- _Objective_
Of all the lines in the records, how many hold the word "addressed"? Answer with the number only.

** start Material provided **

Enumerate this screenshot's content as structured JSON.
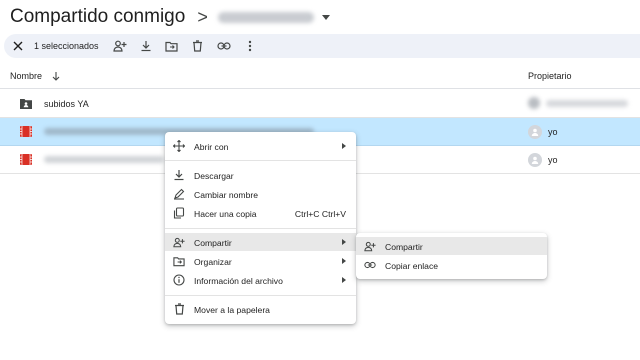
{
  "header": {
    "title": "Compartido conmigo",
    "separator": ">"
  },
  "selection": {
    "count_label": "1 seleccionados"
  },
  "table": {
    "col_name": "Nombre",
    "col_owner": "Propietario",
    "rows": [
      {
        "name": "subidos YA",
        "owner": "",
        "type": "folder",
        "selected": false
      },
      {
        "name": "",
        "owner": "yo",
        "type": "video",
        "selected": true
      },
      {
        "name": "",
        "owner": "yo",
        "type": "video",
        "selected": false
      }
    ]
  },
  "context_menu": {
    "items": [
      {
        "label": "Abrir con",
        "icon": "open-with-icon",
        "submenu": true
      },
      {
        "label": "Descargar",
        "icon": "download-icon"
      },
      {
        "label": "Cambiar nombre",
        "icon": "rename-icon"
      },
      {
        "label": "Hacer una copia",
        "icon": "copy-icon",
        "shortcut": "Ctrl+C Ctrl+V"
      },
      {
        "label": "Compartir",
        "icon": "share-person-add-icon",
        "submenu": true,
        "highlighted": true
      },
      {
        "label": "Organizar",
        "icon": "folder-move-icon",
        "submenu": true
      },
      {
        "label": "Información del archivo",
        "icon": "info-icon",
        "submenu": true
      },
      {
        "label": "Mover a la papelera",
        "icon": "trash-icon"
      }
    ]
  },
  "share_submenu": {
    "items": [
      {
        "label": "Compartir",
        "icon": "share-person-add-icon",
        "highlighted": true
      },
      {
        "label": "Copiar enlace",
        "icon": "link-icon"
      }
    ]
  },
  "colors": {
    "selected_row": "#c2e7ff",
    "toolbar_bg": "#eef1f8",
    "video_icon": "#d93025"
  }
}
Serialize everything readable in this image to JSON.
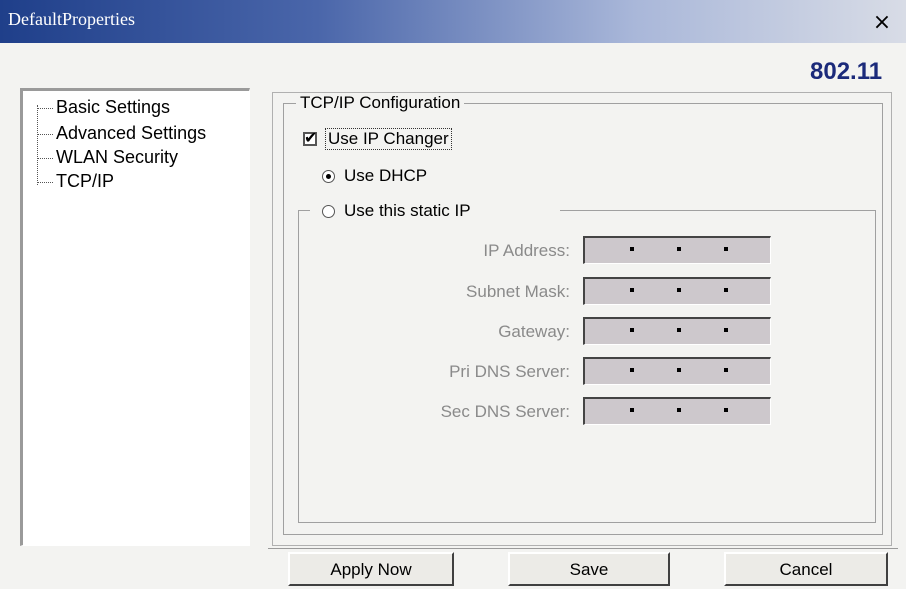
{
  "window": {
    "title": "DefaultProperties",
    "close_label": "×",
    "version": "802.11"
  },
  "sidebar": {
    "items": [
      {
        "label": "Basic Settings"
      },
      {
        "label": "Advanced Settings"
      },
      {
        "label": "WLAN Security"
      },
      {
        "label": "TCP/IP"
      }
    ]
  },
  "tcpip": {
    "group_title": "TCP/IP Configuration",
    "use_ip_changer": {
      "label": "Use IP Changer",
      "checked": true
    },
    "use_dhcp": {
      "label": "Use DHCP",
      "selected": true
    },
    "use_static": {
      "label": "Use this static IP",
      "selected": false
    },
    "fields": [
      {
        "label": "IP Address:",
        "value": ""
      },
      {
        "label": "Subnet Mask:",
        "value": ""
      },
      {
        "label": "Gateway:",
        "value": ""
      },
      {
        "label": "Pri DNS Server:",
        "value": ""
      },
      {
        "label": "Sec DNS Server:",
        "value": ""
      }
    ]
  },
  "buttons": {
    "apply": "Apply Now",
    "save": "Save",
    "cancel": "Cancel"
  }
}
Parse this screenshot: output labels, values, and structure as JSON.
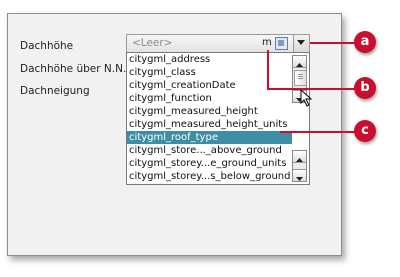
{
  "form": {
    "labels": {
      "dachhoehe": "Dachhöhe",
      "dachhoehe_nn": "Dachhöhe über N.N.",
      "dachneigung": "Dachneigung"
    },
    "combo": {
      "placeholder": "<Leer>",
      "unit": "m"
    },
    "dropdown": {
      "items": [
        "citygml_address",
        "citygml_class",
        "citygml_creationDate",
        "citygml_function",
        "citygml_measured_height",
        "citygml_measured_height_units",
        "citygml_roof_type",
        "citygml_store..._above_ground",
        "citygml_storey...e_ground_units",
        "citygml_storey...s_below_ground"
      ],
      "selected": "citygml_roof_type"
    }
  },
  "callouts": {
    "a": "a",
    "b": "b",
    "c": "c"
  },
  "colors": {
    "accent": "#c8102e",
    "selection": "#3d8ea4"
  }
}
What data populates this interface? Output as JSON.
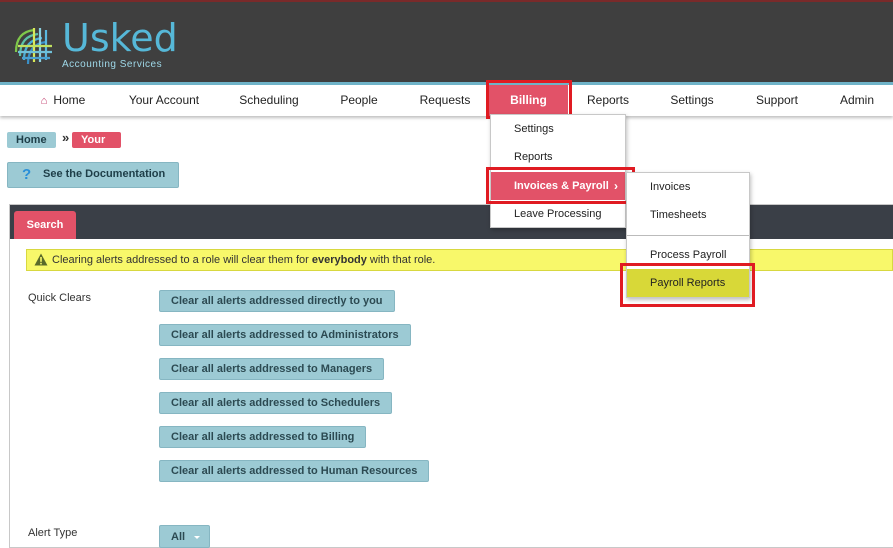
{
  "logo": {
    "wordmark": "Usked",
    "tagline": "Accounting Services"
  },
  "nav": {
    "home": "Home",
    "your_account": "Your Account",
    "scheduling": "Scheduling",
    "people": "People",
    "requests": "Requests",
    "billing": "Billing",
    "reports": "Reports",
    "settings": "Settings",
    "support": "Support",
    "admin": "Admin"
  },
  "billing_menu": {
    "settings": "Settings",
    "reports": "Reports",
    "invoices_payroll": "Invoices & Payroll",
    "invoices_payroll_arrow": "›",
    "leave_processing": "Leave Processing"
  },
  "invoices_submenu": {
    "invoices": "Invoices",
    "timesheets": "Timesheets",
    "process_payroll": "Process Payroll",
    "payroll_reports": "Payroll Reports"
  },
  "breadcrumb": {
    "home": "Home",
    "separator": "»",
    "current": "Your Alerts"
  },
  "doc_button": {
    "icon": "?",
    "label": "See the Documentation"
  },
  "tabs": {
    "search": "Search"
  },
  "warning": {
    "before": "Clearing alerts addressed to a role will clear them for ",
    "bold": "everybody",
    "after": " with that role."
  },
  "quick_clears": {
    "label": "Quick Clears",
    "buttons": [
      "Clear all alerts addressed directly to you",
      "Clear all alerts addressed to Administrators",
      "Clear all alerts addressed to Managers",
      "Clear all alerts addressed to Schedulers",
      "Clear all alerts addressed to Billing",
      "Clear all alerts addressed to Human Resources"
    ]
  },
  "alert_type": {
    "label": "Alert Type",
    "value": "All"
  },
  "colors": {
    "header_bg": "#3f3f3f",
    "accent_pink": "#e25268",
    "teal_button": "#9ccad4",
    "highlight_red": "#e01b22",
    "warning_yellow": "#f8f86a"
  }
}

** end Material provided **

- _Solved exercise_
7